READING TEXT =
* START *

Winter is a frustrating writer. Dialogue and often comedic banter between characters is certainly his strong suit, and Scorsese is most certainly an actor’s director. The problem is that not enough of an effort was made to move things along when they probably should have been, and not enough care was taken to the scenes where things finally start to get going. It’s nice to know that Winter/Scorsese understand the value and pauses and slow, quiet moments, but when your pilot runs 110 minutes (it feels like 180) and the first 60 consist almost entirely of characters gossiping and ribbing with one another, I can’t help but feel like it’s time for this writer-director duo to stick to feature films instead.

There’s a lot of characters in Vinyl. Sometimes too many (a problem Boardwalk Empire also suffered from), and sometimes not enough doing enough for me to be truly invested. As mentioned, Cannavale does a passable job as Fenestra, and there’s some pretty enjoyable scenes with Andrew Dice Clay and Ray Romano, but so much of the supporting cast feels wasted. Olivia Wilde, Jack Quaid, and Paul Ben-Victor, among a laundry list of other names, all feel like they’re only there to give the series as many recognizable faces as possible without actually doing anything with them. If there’s one saving grace, it’s Juno Temple. She plays Jamie C. Vine, an A&R assistant to American Century Records (who Cannavale refers to as “Sandwich Girl”) who comes across a “raw,” almost-thrash-style punk band called The Nasty Bits. In an attempt to get them signed to the label, she attends one of their shows – in which they’re booed off the stage – finds a physical, sexual attraction to the lead singer, (played by Mick Jagger’s son, James). In what’s probably the most interesting portion, she proceeds to sleep with him right before telling him that their relationship should be strictly business-oriented. Color me misguided, but I want to see a show about her instead.

* END *

TASK 1 =
List the supporting cast members whom the Vinyl review names as being present only to supply recognizable faces.
The review and the entries that come next are unrelated material.

DATA SHOWN =
* START *

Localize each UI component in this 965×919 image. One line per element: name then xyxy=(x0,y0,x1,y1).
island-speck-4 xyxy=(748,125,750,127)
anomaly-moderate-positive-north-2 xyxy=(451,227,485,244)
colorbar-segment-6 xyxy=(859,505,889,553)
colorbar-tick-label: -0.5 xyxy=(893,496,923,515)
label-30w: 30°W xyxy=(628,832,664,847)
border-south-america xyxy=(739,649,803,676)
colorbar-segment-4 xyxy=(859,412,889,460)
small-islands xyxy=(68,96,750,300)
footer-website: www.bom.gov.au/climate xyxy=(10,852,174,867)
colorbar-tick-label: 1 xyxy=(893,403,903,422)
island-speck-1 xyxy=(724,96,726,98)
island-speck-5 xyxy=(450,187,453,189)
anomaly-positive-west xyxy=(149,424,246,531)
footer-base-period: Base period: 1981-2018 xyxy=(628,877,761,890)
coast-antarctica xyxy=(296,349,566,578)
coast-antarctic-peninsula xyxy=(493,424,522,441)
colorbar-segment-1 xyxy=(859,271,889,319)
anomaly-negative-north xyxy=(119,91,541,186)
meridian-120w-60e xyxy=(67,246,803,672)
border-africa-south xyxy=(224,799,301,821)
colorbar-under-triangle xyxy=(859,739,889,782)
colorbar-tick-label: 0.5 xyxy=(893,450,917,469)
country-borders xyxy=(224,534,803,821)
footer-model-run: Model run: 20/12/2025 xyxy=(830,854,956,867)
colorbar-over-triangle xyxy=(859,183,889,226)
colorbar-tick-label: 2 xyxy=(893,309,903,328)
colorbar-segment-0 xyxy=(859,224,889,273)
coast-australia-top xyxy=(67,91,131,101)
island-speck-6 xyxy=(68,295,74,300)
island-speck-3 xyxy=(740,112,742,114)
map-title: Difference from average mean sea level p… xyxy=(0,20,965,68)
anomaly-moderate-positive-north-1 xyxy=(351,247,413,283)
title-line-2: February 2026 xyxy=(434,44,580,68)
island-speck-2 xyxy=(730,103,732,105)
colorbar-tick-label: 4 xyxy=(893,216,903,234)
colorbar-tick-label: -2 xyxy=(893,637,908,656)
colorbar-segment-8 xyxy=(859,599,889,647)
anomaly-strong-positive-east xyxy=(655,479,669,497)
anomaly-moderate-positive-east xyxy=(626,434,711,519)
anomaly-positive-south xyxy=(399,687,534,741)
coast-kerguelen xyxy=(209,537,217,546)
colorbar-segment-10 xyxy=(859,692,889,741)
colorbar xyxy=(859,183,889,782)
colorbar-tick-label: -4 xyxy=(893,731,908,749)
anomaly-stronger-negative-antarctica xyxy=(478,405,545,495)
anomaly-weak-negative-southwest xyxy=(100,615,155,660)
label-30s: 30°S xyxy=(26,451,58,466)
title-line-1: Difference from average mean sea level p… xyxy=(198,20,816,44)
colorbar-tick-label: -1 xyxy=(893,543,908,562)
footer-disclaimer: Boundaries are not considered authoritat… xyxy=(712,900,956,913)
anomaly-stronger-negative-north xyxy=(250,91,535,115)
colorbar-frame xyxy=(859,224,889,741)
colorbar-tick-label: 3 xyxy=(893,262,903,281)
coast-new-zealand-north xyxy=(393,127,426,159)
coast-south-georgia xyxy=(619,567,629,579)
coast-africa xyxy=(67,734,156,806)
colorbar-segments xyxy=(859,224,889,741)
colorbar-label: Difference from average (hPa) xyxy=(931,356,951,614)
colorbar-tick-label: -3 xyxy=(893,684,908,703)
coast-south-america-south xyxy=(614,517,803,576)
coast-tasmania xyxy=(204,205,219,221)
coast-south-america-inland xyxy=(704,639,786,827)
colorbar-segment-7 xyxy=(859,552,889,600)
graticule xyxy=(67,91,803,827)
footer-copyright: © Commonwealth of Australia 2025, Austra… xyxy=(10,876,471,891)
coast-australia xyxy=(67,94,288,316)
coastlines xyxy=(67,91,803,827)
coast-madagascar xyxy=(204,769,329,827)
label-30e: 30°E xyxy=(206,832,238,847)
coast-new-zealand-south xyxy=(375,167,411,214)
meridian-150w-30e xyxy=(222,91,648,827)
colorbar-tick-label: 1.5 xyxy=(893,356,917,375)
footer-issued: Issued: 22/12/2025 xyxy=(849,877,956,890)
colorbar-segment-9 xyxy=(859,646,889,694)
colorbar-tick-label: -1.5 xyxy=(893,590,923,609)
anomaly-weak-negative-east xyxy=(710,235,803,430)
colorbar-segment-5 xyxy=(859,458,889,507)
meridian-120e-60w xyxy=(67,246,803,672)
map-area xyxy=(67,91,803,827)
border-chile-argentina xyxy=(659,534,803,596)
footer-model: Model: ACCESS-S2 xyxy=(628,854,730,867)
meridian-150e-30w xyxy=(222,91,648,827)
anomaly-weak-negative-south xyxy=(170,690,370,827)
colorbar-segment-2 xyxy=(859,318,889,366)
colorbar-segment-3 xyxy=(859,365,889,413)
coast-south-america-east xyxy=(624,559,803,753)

* END *
* START *

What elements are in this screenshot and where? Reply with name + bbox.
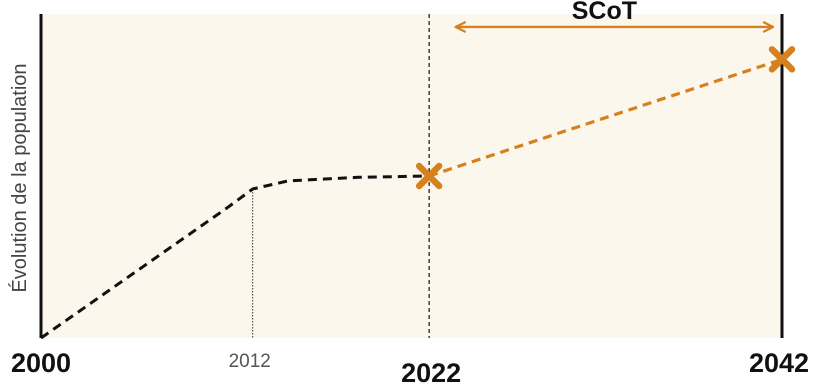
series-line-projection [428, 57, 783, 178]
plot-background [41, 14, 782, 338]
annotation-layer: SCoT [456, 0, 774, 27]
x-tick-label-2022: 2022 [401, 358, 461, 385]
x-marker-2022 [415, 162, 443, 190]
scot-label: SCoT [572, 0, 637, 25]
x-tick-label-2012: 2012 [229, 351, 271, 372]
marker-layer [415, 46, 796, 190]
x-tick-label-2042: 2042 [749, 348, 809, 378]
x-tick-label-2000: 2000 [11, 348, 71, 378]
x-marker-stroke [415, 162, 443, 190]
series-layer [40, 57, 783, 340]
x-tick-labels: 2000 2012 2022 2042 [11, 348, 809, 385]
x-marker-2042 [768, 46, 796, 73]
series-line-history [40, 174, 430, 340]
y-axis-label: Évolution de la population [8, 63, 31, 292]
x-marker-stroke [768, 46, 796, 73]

* END *

TASK 2 =
In the entries, start with the line containing "What elements are" and go on through the line containing "x-marker-stroke [768, 46, 796, 73]". Write these lines out again with "x-marker-stroke" changed to "x-marker-outline" and everything else left as it is, and omit the picture.

OUTPUT 1 =
Olivia Wilde, Jack Quaid, Paul Ben-Victor

OUTPUT 2 =
What elements are in this screenshot and where? Reply with name + bbox.
series-line-projection [428, 57, 783, 178]
plot-background [41, 14, 782, 338]
annotation-layer: SCoT [456, 0, 774, 27]
x-tick-label-2022: 2022 [401, 358, 461, 385]
x-marker-2022 [415, 162, 443, 190]
scot-label: SCoT [572, 0, 637, 25]
x-tick-label-2012: 2012 [229, 351, 271, 372]
marker-layer [415, 46, 796, 190]
x-tick-label-2042: 2042 [749, 348, 809, 378]
x-tick-label-2000: 2000 [11, 348, 71, 378]
x-marker-outline [415, 162, 443, 190]
series-layer [40, 57, 783, 340]
x-tick-labels: 2000 2012 2022 2042 [11, 348, 809, 385]
x-marker-2042 [768, 46, 796, 73]
series-line-history [40, 174, 430, 340]
y-axis-label: Évolution de la population [8, 63, 31, 292]
x-marker-outline [768, 46, 796, 73]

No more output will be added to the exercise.